* START *
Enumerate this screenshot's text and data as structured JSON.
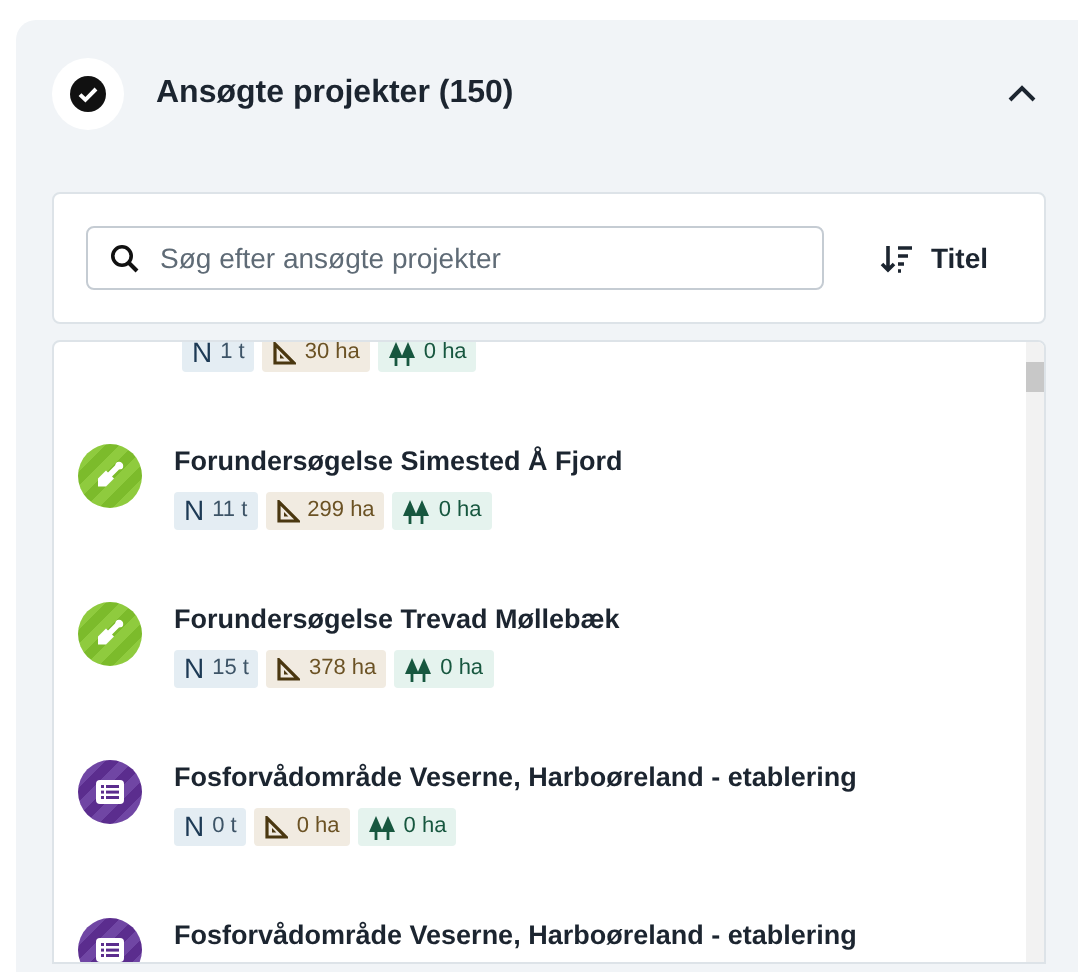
{
  "panel": {
    "title": "Ansøgte projekter (150)",
    "expanded": true
  },
  "search": {
    "placeholder": "Søg efter ansøgte projekter"
  },
  "sort": {
    "label": "Titel"
  },
  "projects": [
    {
      "badges": [
        {
          "kind": "nitrogen",
          "label": "N",
          "text": "1 t"
        },
        {
          "kind": "area",
          "text": "30 ha"
        },
        {
          "kind": "forest",
          "text": "0 ha"
        }
      ]
    },
    {
      "kind": "survey",
      "title": "Forundersøgelse Simested Å Fjord",
      "badges": [
        {
          "kind": "nitrogen",
          "label": "N",
          "text": "11 t"
        },
        {
          "kind": "area",
          "text": "299 ha"
        },
        {
          "kind": "forest",
          "text": "0 ha"
        }
      ]
    },
    {
      "kind": "survey",
      "title": "Forundersøgelse Trevad Møllebæk",
      "badges": [
        {
          "kind": "nitrogen",
          "label": "N",
          "text": "15 t"
        },
        {
          "kind": "area",
          "text": "378 ha"
        },
        {
          "kind": "forest",
          "text": "0 ha"
        }
      ]
    },
    {
      "kind": "wetland",
      "title": "Fosforvådområde Veserne, Harboøreland - etablering",
      "badges": [
        {
          "kind": "nitrogen",
          "label": "N",
          "text": "0 t"
        },
        {
          "kind": "area",
          "text": "0 ha"
        },
        {
          "kind": "forest",
          "text": "0 ha"
        }
      ]
    },
    {
      "kind": "wetland",
      "title": "Fosforvådområde Veserne, Harboøreland - etablering"
    }
  ]
}
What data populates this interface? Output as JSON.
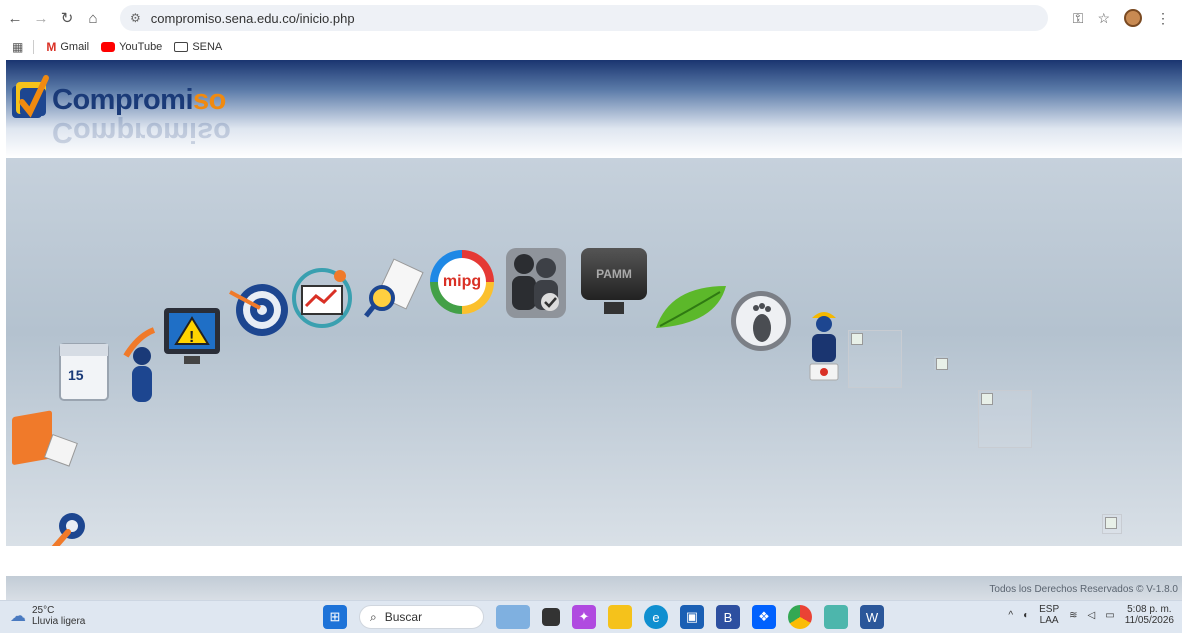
{
  "browser": {
    "url": "compromiso.sena.edu.co/inicio.php",
    "bookmarks": [
      "Gmail",
      "YouTube",
      "SENA"
    ]
  },
  "site": {
    "logo_main": "Compromiso",
    "logo_prefix": "Compromi",
    "logo_accent": "so",
    "pamm_label": "PAMM",
    "mipg_label": "mipg",
    "calendar_day": "15",
    "footer_text": "Todos los Derechos Reservados © V-1.8.0"
  },
  "taskbar": {
    "temperature": "25°C",
    "weather": "Lluvia ligera",
    "search_placeholder": "Buscar",
    "lang_top": "ESP",
    "lang_bottom": "LAA",
    "time": "5:08 p. m.",
    "date": "11/05/2026"
  },
  "colors": {
    "header_dark": "#1a3570",
    "logo_blue": "#1a3a78",
    "logo_orange": "#f08a10"
  }
}
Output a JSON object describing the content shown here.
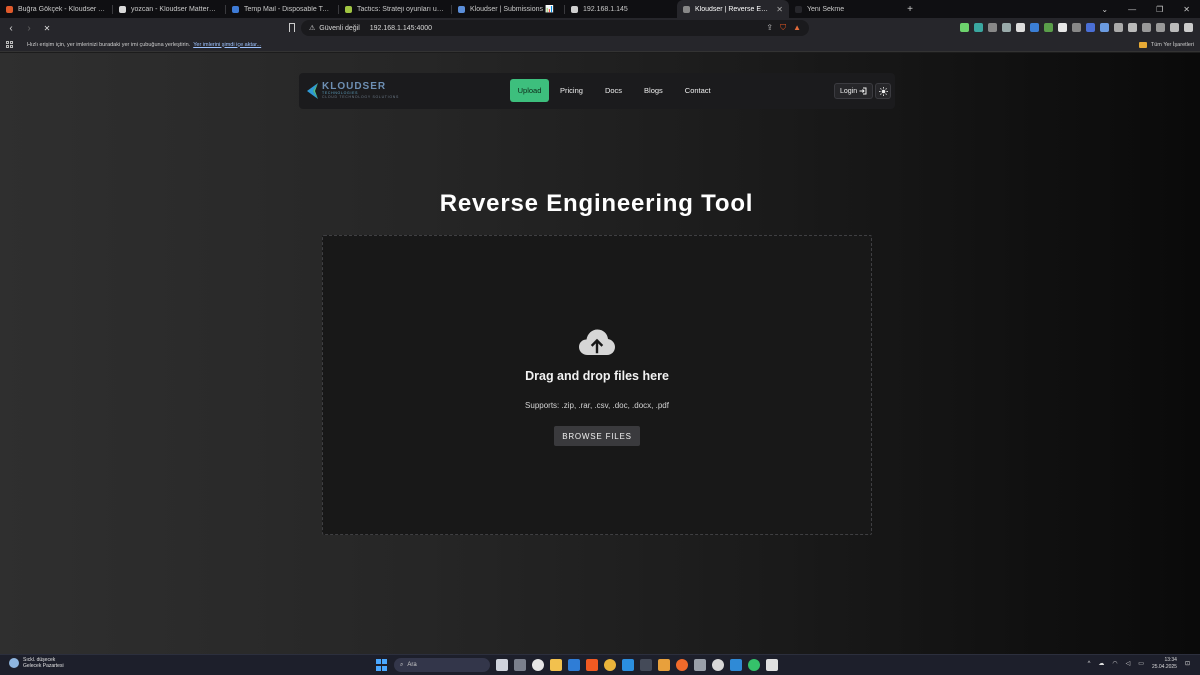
{
  "browser": {
    "tabs": [
      {
        "title": "Buğra Gökçek - Kloudser Technolog",
        "active": false,
        "favicon_color": "#e05a2b"
      },
      {
        "title": "yozcan - Kloudser Mattermost",
        "active": false,
        "favicon_color": "#d9d9d9"
      },
      {
        "title": "Temp Mail - Disposable Temporary",
        "active": false,
        "favicon_color": "#3e7bd6"
      },
      {
        "title": "Tactics: Strateji oyunları uygulaması",
        "active": false,
        "favicon_color": "#a0c542"
      },
      {
        "title": "Kloudser | Submissions 📊",
        "active": false,
        "favicon_color": "#5b8ed9"
      },
      {
        "title": "192.168.1.145",
        "active": false,
        "favicon_color": "#cfcfcf"
      },
      {
        "title": "Kloudser | Reverse Engineering",
        "active": true,
        "favicon_color": "#888888"
      },
      {
        "title": "Yeni Sekme",
        "active": false,
        "favicon_color": "#26262b"
      }
    ],
    "new_tab_label": "+",
    "window_controls": [
      "⌄",
      "—",
      "❐",
      "✕"
    ],
    "nav": {
      "back": "‹",
      "forward": "›",
      "reload": "✕"
    },
    "security_label": "Güvenli değil",
    "url": "192.168.1.145:4000",
    "bookmarks_prompt": "Hızlı erişim için, yer imlerinizi buradaki yer imi çubuğuna yerleştirin.",
    "bookmarks_link": "Yer imlerini şimdi içe aktar...",
    "all_bookmarks": "Tüm Yer İşaretleri"
  },
  "site": {
    "logo": {
      "name": "KLOUDSER",
      "sub": "TECHNOLOGIES",
      "tagline": "CLOUD TECHNOLOGY SOLUTIONS"
    },
    "menu": [
      {
        "label": "Upload",
        "active": true
      },
      {
        "label": "Pricing",
        "active": false
      },
      {
        "label": "Docs",
        "active": false
      },
      {
        "label": "Blogs",
        "active": false
      },
      {
        "label": "Contact",
        "active": false
      }
    ],
    "login_label": "Login",
    "accent_color": "#3dbf7d"
  },
  "main": {
    "title": "Reverse Engineering Tool",
    "dropzone": {
      "title": "Drag and drop files here",
      "supports": "Supports: .zip, .rar, .csv, .doc, .docx, .pdf",
      "browse_label": "BROWSE FILES"
    }
  },
  "taskbar": {
    "weather_line1": "Sıckl. düşecek",
    "weather_line2": "Gelecek Pazartesi",
    "search_placeholder": "Ara",
    "time": "13:34",
    "date": "25.04.2025"
  }
}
* END *
Repeat the listing above exactly, with no pictures.

Enumerate this screenshot's text and data as structured JSON.
{
  "panel": {
    "title": "Ansøgte projekter (150)",
    "expanded": true
  },
  "search": {
    "placeholder": "Søg efter ansøgte projekter"
  },
  "sort": {
    "label": "Titel"
  },
  "projects": [
    {
      "badges": [
        {
          "kind": "nitrogen",
          "label": "N",
          "text": "1 t"
        },
        {
          "kind": "area",
          "text": "30 ha"
        },
        {
          "kind": "forest",
          "text": "0 ha"
        }
      ]
    },
    {
      "kind": "survey",
      "title": "Forundersøgelse Simested Å Fjord",
      "badges": [
        {
          "kind": "nitrogen",
          "label": "N",
          "text": "11 t"
        },
        {
          "kind": "area",
          "text": "299 ha"
        },
        {
          "kind": "forest",
          "text": "0 ha"
        }
      ]
    },
    {
      "kind": "survey",
      "title": "Forundersøgelse Trevad Møllebæk",
      "badges": [
        {
          "kind": "nitrogen",
          "label": "N",
          "text": "15 t"
        },
        {
          "kind": "area",
          "text": "378 ha"
        },
        {
          "kind": "forest",
          "text": "0 ha"
        }
      ]
    },
    {
      "kind": "wetland",
      "title": "Fosforvådområde Veserne, Harboøreland - etablering",
      "badges": [
        {
          "kind": "nitrogen",
          "label": "N",
          "text": "0 t"
        },
        {
          "kind": "area",
          "text": "0 ha"
        },
        {
          "kind": "forest",
          "text": "0 ha"
        }
      ]
    },
    {
      "kind": "wetland",
      "title": "Fosforvådområde Veserne, Harboøreland - etablering"
    }
  ]
}
What data populates this interface? Output as JSON.
{
  "browser": {
    "url": "compromiso.sena.edu.co/inicio.php",
    "bookmarks": [
      "Gmail",
      "YouTube",
      "SENA"
    ]
  },
  "site": {
    "logo_main": "Compromiso",
    "logo_prefix": "Compromi",
    "logo_accent": "so",
    "pamm_label": "PAMM",
    "mipg_label": "mipg",
    "calendar_day": "15",
    "footer_text": "Todos los Derechos Reservados © V-1.8.0"
  },
  "taskbar": {
    "temperature": "25°C",
    "weather": "Lluvia ligera",
    "search_placeholder": "Buscar",
    "lang_top": "ESP",
    "lang_bottom": "LAA",
    "time": "5:08 p. m.",
    "date": "11/05/2026"
  },
  "colors": {
    "header_dark": "#1a3570",
    "logo_blue": "#1a3a78",
    "logo_orange": "#f08a10"
  }
}
Output a JSON object describing the content shown here.
{
  "browser": {
    "tabs": [
      {
        "title": "Buğra Gökçek - Kloudser Technolog",
        "active": false,
        "favicon_color": "#e05a2b"
      },
      {
        "title": "yozcan - Kloudser Mattermost",
        "active": false,
        "favicon_color": "#d9d9d9"
      },
      {
        "title": "Temp Mail - Disposable Temporary",
        "active": false,
        "favicon_color": "#3e7bd6"
      },
      {
        "title": "Tactics: Strateji oyunları uygulaması",
        "active": false,
        "favicon_color": "#a0c542"
      },
      {
        "title": "Kloudser | Submissions 📊",
        "active": false,
        "favicon_color": "#5b8ed9"
      },
      {
        "title": "192.168.1.145",
        "active": false,
        "favicon_color": "#cfcfcf"
      },
      {
        "title": "Kloudser | Reverse Engineering",
        "active": true,
        "favicon_color": "#888888"
      },
      {
        "title": "Yeni Sekme",
        "active": false,
        "favicon_color": "#26262b"
      }
    ],
    "new_tab_label": "+",
    "window_controls": [
      "⌄",
      "—",
      "❐",
      "✕"
    ],
    "nav": {
      "back": "‹",
      "forward": "›",
      "reload": "✕"
    },
    "security_label": "Güvenli değil",
    "url": "192.168.1.145:4000",
    "bookmarks_prompt": "Hızlı erişim için, yer imlerinizi buradaki yer imi çubuğuna yerleştirin.",
    "bookmarks_link": "Yer imlerini şimdi içe aktar...",
    "all_bookmarks": "Tüm Yer İşaretleri"
  },
  "site": {
    "logo": {
      "name": "KLOUDSER",
      "sub": "TECHNOLOGIES",
      "tagline": "CLOUD TECHNOLOGY SOLUTIONS"
    },
    "menu": [
      {
        "label": "Upload",
        "active": true
      },
      {
        "label": "Pricing",
        "active": false
      },
      {
        "label": "Docs",
        "active": false
      },
      {
        "label": "Blogs",
        "active": false
      },
      {
        "label": "Contact",
        "active": false
      }
    ],
    "login_label": "Login",
    "accent_color": "#3dbf7d"
  },
  "main": {
    "title": "Reverse Engineering Tool",
    "dropzone": {
      "title": "Drag and drop files here",
      "supports": "Supports: .zip, .rar, .csv, .doc, .docx, .pdf",
      "browse_label": "BROWSE FILES"
    }
  },
  "taskbar": {
    "weather_line1": "Sıckl. düşecek",
    "weather_line2": "Gelecek Pazartesi",
    "search_placeholder": "Ara",
    "time": "13:34",
    "date": "25.04.2025"
  }
}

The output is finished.